:: Exercise ::
Reproduce the lines from the start through the line containing "172, 1200, 183]", including both ends.

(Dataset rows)
--- --- ---
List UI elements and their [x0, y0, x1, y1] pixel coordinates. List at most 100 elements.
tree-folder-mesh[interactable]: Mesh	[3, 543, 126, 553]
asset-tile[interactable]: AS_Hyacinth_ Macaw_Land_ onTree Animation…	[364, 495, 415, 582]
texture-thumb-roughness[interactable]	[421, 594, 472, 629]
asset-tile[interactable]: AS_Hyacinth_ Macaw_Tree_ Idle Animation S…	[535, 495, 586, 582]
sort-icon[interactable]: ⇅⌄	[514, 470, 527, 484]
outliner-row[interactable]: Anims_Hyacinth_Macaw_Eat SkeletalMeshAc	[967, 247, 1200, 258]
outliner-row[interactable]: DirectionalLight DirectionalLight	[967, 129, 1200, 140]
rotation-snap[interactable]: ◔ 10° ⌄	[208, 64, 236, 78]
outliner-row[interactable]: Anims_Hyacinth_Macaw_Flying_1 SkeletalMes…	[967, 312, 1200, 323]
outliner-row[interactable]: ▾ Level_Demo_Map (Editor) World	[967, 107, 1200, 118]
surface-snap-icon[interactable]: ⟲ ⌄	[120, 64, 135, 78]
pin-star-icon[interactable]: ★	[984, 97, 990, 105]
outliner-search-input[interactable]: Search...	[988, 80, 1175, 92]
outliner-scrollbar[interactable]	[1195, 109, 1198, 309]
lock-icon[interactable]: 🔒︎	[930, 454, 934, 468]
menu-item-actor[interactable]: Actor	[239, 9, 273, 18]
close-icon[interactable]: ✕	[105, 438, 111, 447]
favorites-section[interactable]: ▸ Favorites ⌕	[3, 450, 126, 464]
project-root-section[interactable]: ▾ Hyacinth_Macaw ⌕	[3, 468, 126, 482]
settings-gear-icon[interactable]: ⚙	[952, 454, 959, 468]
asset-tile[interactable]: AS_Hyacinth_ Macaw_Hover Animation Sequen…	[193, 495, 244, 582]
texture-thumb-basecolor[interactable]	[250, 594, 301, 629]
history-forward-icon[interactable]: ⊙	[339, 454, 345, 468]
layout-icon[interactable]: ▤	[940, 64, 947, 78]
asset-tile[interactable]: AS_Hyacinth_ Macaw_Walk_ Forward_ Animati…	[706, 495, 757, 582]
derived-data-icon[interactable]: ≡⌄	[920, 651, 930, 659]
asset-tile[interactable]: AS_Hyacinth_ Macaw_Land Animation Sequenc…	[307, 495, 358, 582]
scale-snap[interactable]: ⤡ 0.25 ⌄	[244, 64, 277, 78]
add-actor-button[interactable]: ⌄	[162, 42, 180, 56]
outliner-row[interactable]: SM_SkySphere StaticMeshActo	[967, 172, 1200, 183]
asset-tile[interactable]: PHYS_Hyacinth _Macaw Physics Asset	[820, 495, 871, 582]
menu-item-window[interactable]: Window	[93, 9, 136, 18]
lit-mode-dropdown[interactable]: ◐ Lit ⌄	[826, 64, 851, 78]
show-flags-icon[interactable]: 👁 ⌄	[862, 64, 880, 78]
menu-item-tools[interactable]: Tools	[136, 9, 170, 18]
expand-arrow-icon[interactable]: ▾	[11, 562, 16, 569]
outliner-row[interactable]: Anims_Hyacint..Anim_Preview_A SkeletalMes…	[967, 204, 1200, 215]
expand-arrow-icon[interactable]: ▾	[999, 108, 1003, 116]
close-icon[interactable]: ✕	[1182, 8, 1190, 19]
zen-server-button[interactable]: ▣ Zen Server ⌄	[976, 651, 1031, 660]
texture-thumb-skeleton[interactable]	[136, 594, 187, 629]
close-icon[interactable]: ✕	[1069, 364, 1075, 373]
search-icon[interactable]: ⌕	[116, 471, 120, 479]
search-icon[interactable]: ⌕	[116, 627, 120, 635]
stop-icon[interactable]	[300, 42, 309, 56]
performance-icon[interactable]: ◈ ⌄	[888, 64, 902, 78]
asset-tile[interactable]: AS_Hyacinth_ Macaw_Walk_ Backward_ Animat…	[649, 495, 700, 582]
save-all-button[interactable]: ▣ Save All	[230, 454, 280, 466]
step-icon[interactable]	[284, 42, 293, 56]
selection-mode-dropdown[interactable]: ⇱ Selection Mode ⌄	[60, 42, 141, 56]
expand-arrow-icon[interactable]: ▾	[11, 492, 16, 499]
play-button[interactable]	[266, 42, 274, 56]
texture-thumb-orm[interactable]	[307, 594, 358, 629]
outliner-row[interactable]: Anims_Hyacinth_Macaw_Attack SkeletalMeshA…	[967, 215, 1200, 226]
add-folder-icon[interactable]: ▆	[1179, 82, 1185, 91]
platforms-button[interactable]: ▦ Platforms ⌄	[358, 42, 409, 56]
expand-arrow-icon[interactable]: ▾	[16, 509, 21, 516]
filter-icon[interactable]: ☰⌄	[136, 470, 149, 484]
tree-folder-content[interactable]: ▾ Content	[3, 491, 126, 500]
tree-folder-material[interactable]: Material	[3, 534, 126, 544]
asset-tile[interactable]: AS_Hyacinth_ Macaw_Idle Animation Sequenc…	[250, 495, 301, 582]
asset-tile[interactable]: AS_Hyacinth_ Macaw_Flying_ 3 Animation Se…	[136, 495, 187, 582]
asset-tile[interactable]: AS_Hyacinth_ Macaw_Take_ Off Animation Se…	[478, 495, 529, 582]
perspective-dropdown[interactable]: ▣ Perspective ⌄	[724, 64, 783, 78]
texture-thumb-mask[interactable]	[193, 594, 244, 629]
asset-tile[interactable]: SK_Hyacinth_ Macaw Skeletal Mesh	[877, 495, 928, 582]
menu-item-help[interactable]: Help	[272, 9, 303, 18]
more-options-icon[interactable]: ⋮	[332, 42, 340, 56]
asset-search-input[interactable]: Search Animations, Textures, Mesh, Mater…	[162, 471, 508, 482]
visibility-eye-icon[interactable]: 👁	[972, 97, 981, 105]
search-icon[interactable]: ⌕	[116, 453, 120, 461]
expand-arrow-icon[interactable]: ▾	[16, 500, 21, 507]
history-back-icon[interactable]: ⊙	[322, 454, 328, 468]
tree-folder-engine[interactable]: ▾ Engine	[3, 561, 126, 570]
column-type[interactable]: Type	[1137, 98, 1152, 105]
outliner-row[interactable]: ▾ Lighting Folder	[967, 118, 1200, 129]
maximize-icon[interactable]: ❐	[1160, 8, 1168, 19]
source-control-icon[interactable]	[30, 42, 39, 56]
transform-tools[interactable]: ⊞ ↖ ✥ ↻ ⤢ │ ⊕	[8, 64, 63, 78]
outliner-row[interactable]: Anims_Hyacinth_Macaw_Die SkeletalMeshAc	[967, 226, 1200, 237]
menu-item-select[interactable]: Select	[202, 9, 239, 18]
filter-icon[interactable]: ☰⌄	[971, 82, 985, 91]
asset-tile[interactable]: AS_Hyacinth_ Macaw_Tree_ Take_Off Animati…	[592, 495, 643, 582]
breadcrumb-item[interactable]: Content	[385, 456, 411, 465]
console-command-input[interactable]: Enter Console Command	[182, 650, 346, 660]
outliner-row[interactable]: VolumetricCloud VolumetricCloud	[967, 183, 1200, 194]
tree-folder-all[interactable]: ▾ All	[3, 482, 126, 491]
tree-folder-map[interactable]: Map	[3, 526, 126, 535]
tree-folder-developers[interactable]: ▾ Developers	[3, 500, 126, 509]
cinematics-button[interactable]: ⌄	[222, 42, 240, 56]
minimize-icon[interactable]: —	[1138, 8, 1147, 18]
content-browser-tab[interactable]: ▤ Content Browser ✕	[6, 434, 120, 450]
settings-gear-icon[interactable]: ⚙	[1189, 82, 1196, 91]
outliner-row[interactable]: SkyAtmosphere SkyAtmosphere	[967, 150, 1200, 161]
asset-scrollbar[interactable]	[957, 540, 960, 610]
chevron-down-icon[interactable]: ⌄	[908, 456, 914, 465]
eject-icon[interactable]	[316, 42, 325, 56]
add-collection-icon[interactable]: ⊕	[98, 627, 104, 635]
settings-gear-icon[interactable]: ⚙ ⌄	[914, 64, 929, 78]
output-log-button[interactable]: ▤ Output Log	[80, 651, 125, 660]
--- --- ---
:: The reply ::
List UI elements and their [x0, y0, x1, y1] pixel coordinates. List at most 100 elements.
tree-folder-mesh[interactable]: Mesh	[3, 543, 126, 553]
asset-tile[interactable]: AS_Hyacinth_ Macaw_Land_ onTree Animation…	[364, 495, 415, 582]
texture-thumb-roughness[interactable]	[421, 594, 472, 629]
asset-tile[interactable]: AS_Hyacinth_ Macaw_Tree_ Idle Animation S…	[535, 495, 586, 582]
sort-icon[interactable]: ⇅⌄	[514, 470, 527, 484]
outliner-row[interactable]: Anims_Hyacinth_Macaw_Eat SkeletalMeshAc	[967, 247, 1200, 258]
outliner-row[interactable]: DirectionalLight DirectionalLight	[967, 129, 1200, 140]
rotation-snap[interactable]: ◔ 10° ⌄	[208, 64, 236, 78]
outliner-row[interactable]: Anims_Hyacinth_Macaw_Flying_1 SkeletalMes…	[967, 312, 1200, 323]
outliner-row[interactable]: ▾ Level_Demo_Map (Editor) World	[967, 107, 1200, 118]
surface-snap-icon[interactable]: ⟲ ⌄	[120, 64, 135, 78]
pin-star-icon[interactable]: ★	[984, 97, 990, 105]
outliner-search-input[interactable]: Search...	[988, 80, 1175, 92]
outliner-scrollbar[interactable]	[1195, 109, 1198, 309]
lock-icon[interactable]: 🔒︎	[930, 454, 934, 468]
menu-item-actor[interactable]: Actor	[239, 9, 273, 18]
close-icon[interactable]: ✕	[105, 438, 111, 447]
favorites-section[interactable]: ▸ Favorites ⌕	[3, 450, 126, 464]
project-root-section[interactable]: ▾ Hyacinth_Macaw ⌕	[3, 468, 126, 482]
settings-gear-icon[interactable]: ⚙	[952, 454, 959, 468]
asset-tile[interactable]: AS_Hyacinth_ Macaw_Hover Animation Sequen…	[193, 495, 244, 582]
texture-thumb-basecolor[interactable]	[250, 594, 301, 629]
history-forward-icon[interactable]: ⊙	[339, 454, 345, 468]
layout-icon[interactable]: ▤	[940, 64, 947, 78]
asset-tile[interactable]: AS_Hyacinth_ Macaw_Walk_ Forward_ Animati…	[706, 495, 757, 582]
derived-data-icon[interactable]: ≡⌄	[920, 651, 930, 659]
asset-tile[interactable]: AS_Hyacinth_ Macaw_Land Animation Sequenc…	[307, 495, 358, 582]
scale-snap[interactable]: ⤡ 0.25 ⌄	[244, 64, 277, 78]
add-actor-button[interactable]: ⌄	[162, 42, 180, 56]
outliner-row[interactable]: SM_SkySphere StaticMeshActo	[967, 172, 1200, 183]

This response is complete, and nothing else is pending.